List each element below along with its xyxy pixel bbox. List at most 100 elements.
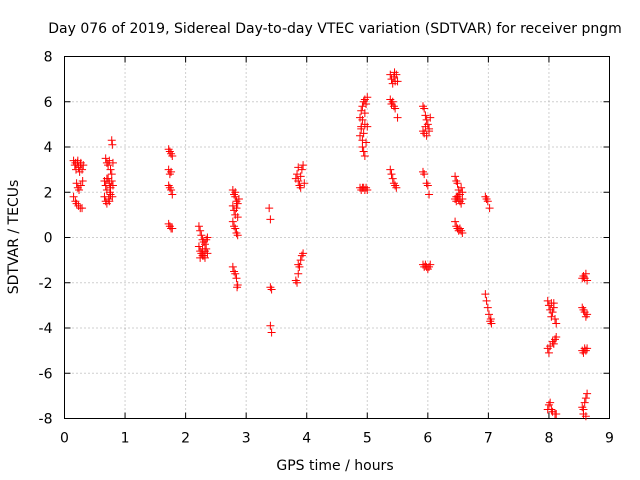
x-tick-label: 1 xyxy=(121,431,130,447)
data-point xyxy=(458,195,467,204)
data-point xyxy=(300,179,309,188)
y-axis-label: SDTVAR / TECUs xyxy=(6,180,22,295)
data-point xyxy=(108,140,117,149)
data-point xyxy=(106,165,115,174)
data-point xyxy=(360,95,369,104)
data-point xyxy=(76,181,85,190)
data-point xyxy=(78,165,87,174)
data-point xyxy=(266,215,275,224)
data-point xyxy=(546,398,555,407)
data-point xyxy=(420,170,429,179)
data-point xyxy=(484,310,493,319)
data-point xyxy=(296,256,305,265)
data-point xyxy=(418,167,427,176)
axis-ticks: 0 1 2 3 4 5 6 7 8 9 -8 -6 -4 -2 0 2 4 6 8 xyxy=(39,50,614,447)
data-point xyxy=(551,314,559,323)
data-point xyxy=(425,127,434,136)
data-point xyxy=(388,97,397,106)
data-point xyxy=(295,181,304,190)
data-point xyxy=(75,185,84,194)
data-point xyxy=(487,319,496,328)
data-point xyxy=(583,276,592,285)
data-point xyxy=(295,262,304,271)
data-point xyxy=(581,394,590,403)
data-point xyxy=(426,260,435,269)
data-point xyxy=(72,179,81,188)
y-tick-label: 2 xyxy=(44,185,53,201)
data-point xyxy=(293,278,302,287)
data-point xyxy=(481,290,490,299)
data-point xyxy=(168,152,177,161)
data-point xyxy=(552,319,561,328)
data-point xyxy=(299,249,308,258)
data-point xyxy=(194,222,203,231)
data-point xyxy=(296,183,305,192)
y-tick-label: -8 xyxy=(39,412,53,428)
data-point xyxy=(458,228,467,237)
data-point xyxy=(581,412,590,421)
data-point xyxy=(165,170,174,179)
data-point xyxy=(105,197,114,206)
y-tick-label: -2 xyxy=(39,276,53,292)
data-point xyxy=(78,176,87,185)
grid-lines xyxy=(64,56,610,419)
data-point xyxy=(231,188,240,197)
data-point xyxy=(420,104,429,113)
data-point xyxy=(583,389,592,398)
data-point xyxy=(106,190,115,199)
data-point xyxy=(486,317,495,326)
data-point xyxy=(421,111,430,120)
data-point xyxy=(168,190,177,199)
x-tick-label: 4 xyxy=(302,431,311,447)
data-point xyxy=(69,192,78,201)
data-point xyxy=(294,260,303,269)
chart-title: Day 076 of 2019, Sidereal Day-to-day VTE… xyxy=(48,21,622,37)
y-tick-label: -6 xyxy=(39,366,53,382)
data-point xyxy=(457,183,466,192)
data-point xyxy=(549,299,558,308)
data-point xyxy=(233,199,242,208)
data-point xyxy=(386,165,395,174)
data-point xyxy=(228,262,237,271)
data-point xyxy=(196,226,205,235)
data-point xyxy=(360,152,369,161)
data-point xyxy=(203,233,212,242)
data-point xyxy=(425,190,434,199)
x-tick-label: 2 xyxy=(181,431,190,447)
data-point xyxy=(78,204,87,213)
x-tick-label: 6 xyxy=(423,431,432,447)
data-point xyxy=(358,143,367,151)
data-point xyxy=(363,185,372,194)
data-point xyxy=(104,161,113,170)
x-tick-label: 0 xyxy=(60,431,69,447)
data-point xyxy=(200,240,209,249)
x-tick-label: 7 xyxy=(484,431,493,447)
data-point xyxy=(73,156,82,165)
data-point xyxy=(388,174,397,183)
data-point xyxy=(452,176,461,185)
data-point xyxy=(107,176,116,185)
data-point xyxy=(293,170,302,179)
data-point xyxy=(482,195,491,204)
data-point xyxy=(387,170,396,179)
y-tick-label: -4 xyxy=(39,321,53,337)
data-point xyxy=(233,231,242,240)
data-point xyxy=(548,308,557,317)
data-point xyxy=(483,197,492,206)
data-point xyxy=(102,174,111,183)
data-point xyxy=(76,161,85,170)
data-point xyxy=(294,176,303,185)
data-point xyxy=(294,163,303,172)
data-point xyxy=(360,109,369,118)
data-point xyxy=(392,183,401,192)
data-point xyxy=(232,274,241,283)
data-point xyxy=(453,179,462,188)
data-point xyxy=(451,217,460,226)
data-point xyxy=(233,213,242,222)
data-point xyxy=(421,122,430,131)
data-point xyxy=(422,115,431,124)
y-tick-label: 4 xyxy=(44,140,53,156)
data-point xyxy=(359,147,368,156)
x-tick-label: 9 xyxy=(605,431,614,447)
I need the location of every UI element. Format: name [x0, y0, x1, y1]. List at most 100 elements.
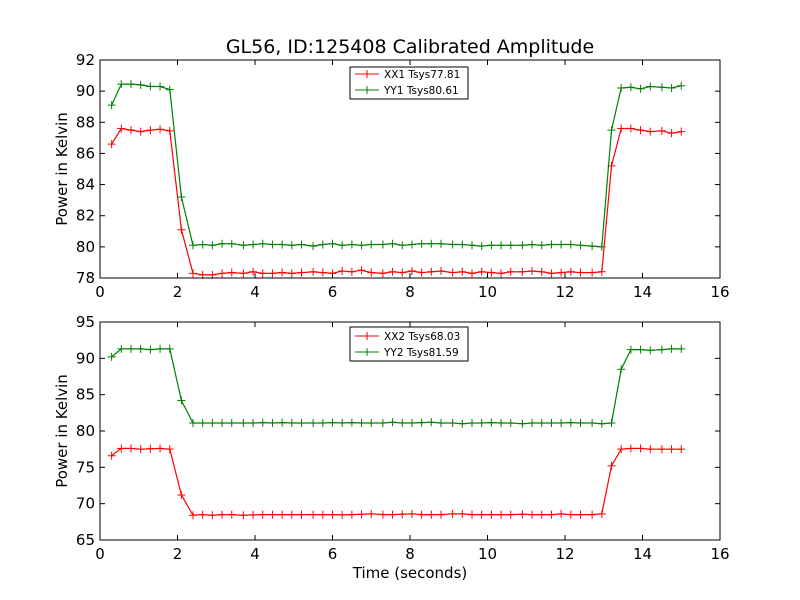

========

What you will do
Copy out every line of the records above word for word, leaving out the pictures.

Exercise response
List each element below along with its xyxy pixel bbox. List at most 100 elements.
x-tick-label: 1 xyxy=(121,431,130,447)
data-point xyxy=(458,195,467,204)
data-point xyxy=(300,179,309,188)
y-axis-label: SDTVAR / TECUs xyxy=(6,180,22,295)
data-point xyxy=(108,140,117,149)
data-point xyxy=(106,165,115,174)
data-point xyxy=(360,95,369,104)
data-point xyxy=(76,181,85,190)
data-point xyxy=(78,165,87,174)
data-point xyxy=(266,215,275,224)
data-point xyxy=(546,398,555,407)
data-point xyxy=(420,170,429,179)
data-point xyxy=(484,310,493,319)
data-point xyxy=(296,256,305,265)
data-point xyxy=(418,167,427,176)
axis-ticks: 0 1 2 3 4 5 6 7 8 9 -8 -6 -4 -2 0 2 4 6 8 xyxy=(39,50,614,447)
data-point xyxy=(551,314,559,323)
data-point xyxy=(425,127,434,136)
data-point xyxy=(388,97,397,106)
data-point xyxy=(295,181,304,190)
data-point xyxy=(75,185,84,194)
data-point xyxy=(487,319,496,328)
data-point xyxy=(583,276,592,285)
data-point xyxy=(295,262,304,271)
data-point xyxy=(581,394,590,403)
data-point xyxy=(426,260,435,269)
data-point xyxy=(72,179,81,188)
y-tick-label: 2 xyxy=(44,185,53,201)
data-point xyxy=(293,278,302,287)
data-point xyxy=(481,290,490,299)
data-point xyxy=(168,152,177,161)
data-point xyxy=(552,319,561,328)
data-point xyxy=(299,249,308,258)
data-point xyxy=(194,222,203,231)
data-point xyxy=(296,183,305,192)
y-tick-label: -8 xyxy=(39,412,53,428)
data-point xyxy=(458,228,467,237)
data-point xyxy=(581,412,590,421)
data-point xyxy=(165,170,174,179)
data-point xyxy=(105,197,114,206)
y-tick-label: -2 xyxy=(39,276,53,292)
data-point xyxy=(78,176,87,185)
grid-lines xyxy=(64,56,610,419)
data-point xyxy=(231,188,240,197)
data-point xyxy=(420,104,429,113)
data-point xyxy=(583,389,592,398)
data-point xyxy=(106,190,115,199)
data-point xyxy=(486,317,495,326)
data-point xyxy=(421,111,430,120)
data-point xyxy=(168,190,177,199)
x-tick-label: 4 xyxy=(302,431,311,447)
data-point xyxy=(69,192,78,201)
data-point xyxy=(294,260,303,269)
chart-title: Day 076 of 2019, Sidereal Day-to-day VTE… xyxy=(48,21,622,37)
y-tick-label: -6 xyxy=(39,366,53,382)
data-point xyxy=(457,183,466,192)
data-point xyxy=(549,299,558,308)
data-point xyxy=(233,199,242,208)
data-point xyxy=(386,165,395,174)
data-point xyxy=(228,262,237,271)
data-point xyxy=(196,226,205,235)
data-point xyxy=(360,152,369,161)
data-point xyxy=(203,233,212,242)
data-point xyxy=(425,190,434,199)
x-tick-label: 2 xyxy=(181,431,190,447)
data-point xyxy=(78,204,87,213)
x-tick-label: 6 xyxy=(423,431,432,447)
data-point xyxy=(358,143,367,151)
data-point xyxy=(363,185,372,194)
data-point xyxy=(104,161,113,170)
x-tick-label: 0 xyxy=(60,431,69,447)
data-point xyxy=(200,240,209,249)
x-tick-label: 7 xyxy=(484,431,493,447)
data-point xyxy=(73,156,82,165)
data-point xyxy=(388,174,397,183)
data-point xyxy=(452,176,461,185)
data-point xyxy=(107,176,116,185)
data-point xyxy=(293,170,302,179)
data-point xyxy=(482,195,491,204)
data-point xyxy=(387,170,396,179)
y-tick-label: -4 xyxy=(39,321,53,337)
data-point xyxy=(233,231,242,240)
data-point xyxy=(548,308,557,317)
data-point xyxy=(483,197,492,206)
data-point xyxy=(102,174,111,183)
data-point xyxy=(76,161,85,170)
data-point xyxy=(294,176,303,185)
data-point xyxy=(294,163,303,172)
data-point xyxy=(360,109,369,118)
data-point xyxy=(392,183,401,192)
data-point xyxy=(232,274,241,283)
data-point xyxy=(453,179,462,188)
data-point xyxy=(451,217,460,226)
data-point xyxy=(233,213,242,222)
data-point xyxy=(421,122,430,131)
data-point xyxy=(422,115,431,124)
y-tick-label: 4 xyxy=(44,140,53,156)
data-point xyxy=(359,147,368,156)
x-tick-label: 9 xyxy=(605,431,614,447)
I need the location of every UI element. Format: name [x0, y0, x1, y1]. List at most 100 elements.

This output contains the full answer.